══ DATASET ROWS ══

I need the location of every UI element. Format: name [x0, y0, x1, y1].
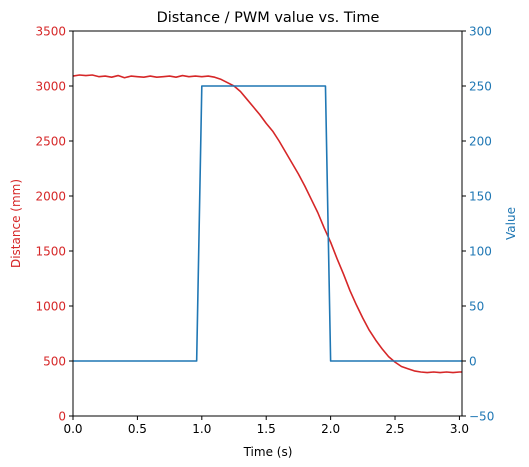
x-tick-label: 2.5 — [385, 422, 404, 436]
y-left-tick-label: 2000 — [35, 189, 66, 203]
x-tick-label: 0.5 — [128, 422, 147, 436]
x-tick-label: 0.0 — [63, 422, 82, 436]
y-axis-left-label: Distance (mm) — [9, 179, 23, 268]
series-line-distance — [72, 74, 462, 374]
x-axis-label: Time (s) — [243, 445, 293, 459]
y-left-tick-label: 3000 — [35, 79, 66, 93]
chart-title: Distance / PWM value vs. Time — [157, 10, 380, 26]
y-right-tick-label: −50 — [469, 409, 494, 423]
y-right-tick-label: 300 — [469, 24, 492, 38]
y-axis-left: 0 500 1000 1500 2000 2500 3000 3500 — [35, 24, 73, 423]
y-right-tick-label: 50 — [469, 299, 484, 313]
y-left-tick-label: 1500 — [35, 244, 66, 258]
y-right-tick-label: 250 — [469, 79, 492, 93]
y-left-tick-label: 2500 — [35, 134, 66, 148]
series-line-value — [73, 85, 462, 362]
y-axis-right-label: Value — [504, 207, 518, 240]
x-tick-label: 2.0 — [321, 422, 340, 436]
y-axis-right: −50 0 50 100 150 200 250 300 — [462, 24, 494, 423]
plot-frame — [72, 30, 463, 417]
y-right-tick-label: 100 — [469, 244, 492, 258]
x-axis: 0.0 0.5 1.0 1.5 2.0 2.5 3.0 — [63, 416, 469, 436]
y-left-tick-label: 0 — [58, 409, 66, 423]
y-left-tick-label: 3500 — [35, 24, 66, 38]
y-right-tick-label: 200 — [469, 134, 492, 148]
y-left-tick-label: 500 — [43, 354, 66, 368]
x-tick-label: 3.0 — [450, 422, 469, 436]
x-tick-label: 1.0 — [192, 422, 211, 436]
series-layer — [72, 74, 462, 374]
x-tick-label: 1.5 — [257, 422, 276, 436]
y-right-tick-label: 0 — [469, 354, 477, 368]
y-right-tick-label: 150 — [469, 189, 492, 203]
y-left-tick-label: 1000 — [35, 299, 66, 313]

═══

PROBLEM STATEMENT:
Reproduce every line of the records above verbatim, omitting the pictures from your answer.

FULL ANSWER:
I need the location of every UI element. Format: name [x0, y0, x1, y1].
x-tick-label: 2.5 — [385, 422, 404, 436]
y-left-tick-label: 2000 — [35, 189, 66, 203]
x-tick-label: 0.5 — [128, 422, 147, 436]
x-tick-label: 0.0 — [63, 422, 82, 436]
y-axis-left-label: Distance (mm) — [9, 179, 23, 268]
series-line-distance — [72, 74, 462, 374]
x-axis-label: Time (s) — [243, 445, 293, 459]
y-left-tick-label: 3000 — [35, 79, 66, 93]
chart-title: Distance / PWM value vs. Time — [157, 10, 380, 26]
y-right-tick-label: −50 — [469, 409, 494, 423]
y-right-tick-label: 300 — [469, 24, 492, 38]
y-axis-left: 0 500 1000 1500 2000 2500 3000 3500 — [35, 24, 73, 423]
y-right-tick-label: 50 — [469, 299, 484, 313]
y-left-tick-label: 1500 — [35, 244, 66, 258]
y-right-tick-label: 250 — [469, 79, 492, 93]
y-left-tick-label: 2500 — [35, 134, 66, 148]
series-line-value — [73, 85, 462, 362]
y-axis-right-label: Value — [504, 207, 518, 240]
x-tick-label: 2.0 — [321, 422, 340, 436]
y-axis-right: −50 0 50 100 150 200 250 300 — [462, 24, 494, 423]
plot-frame — [72, 30, 463, 417]
y-right-tick-label: 100 — [469, 244, 492, 258]
x-axis: 0.0 0.5 1.0 1.5 2.0 2.5 3.0 — [63, 416, 469, 436]
y-left-tick-label: 0 — [58, 409, 66, 423]
y-left-tick-label: 3500 — [35, 24, 66, 38]
y-right-tick-label: 200 — [469, 134, 492, 148]
y-left-tick-label: 500 — [43, 354, 66, 368]
x-tick-label: 3.0 — [450, 422, 469, 436]
x-tick-label: 1.0 — [192, 422, 211, 436]
series-layer — [72, 74, 462, 374]
x-tick-label: 1.5 — [257, 422, 276, 436]
y-right-tick-label: 0 — [469, 354, 477, 368]
y-right-tick-label: 150 — [469, 189, 492, 203]
y-left-tick-label: 1000 — [35, 299, 66, 313]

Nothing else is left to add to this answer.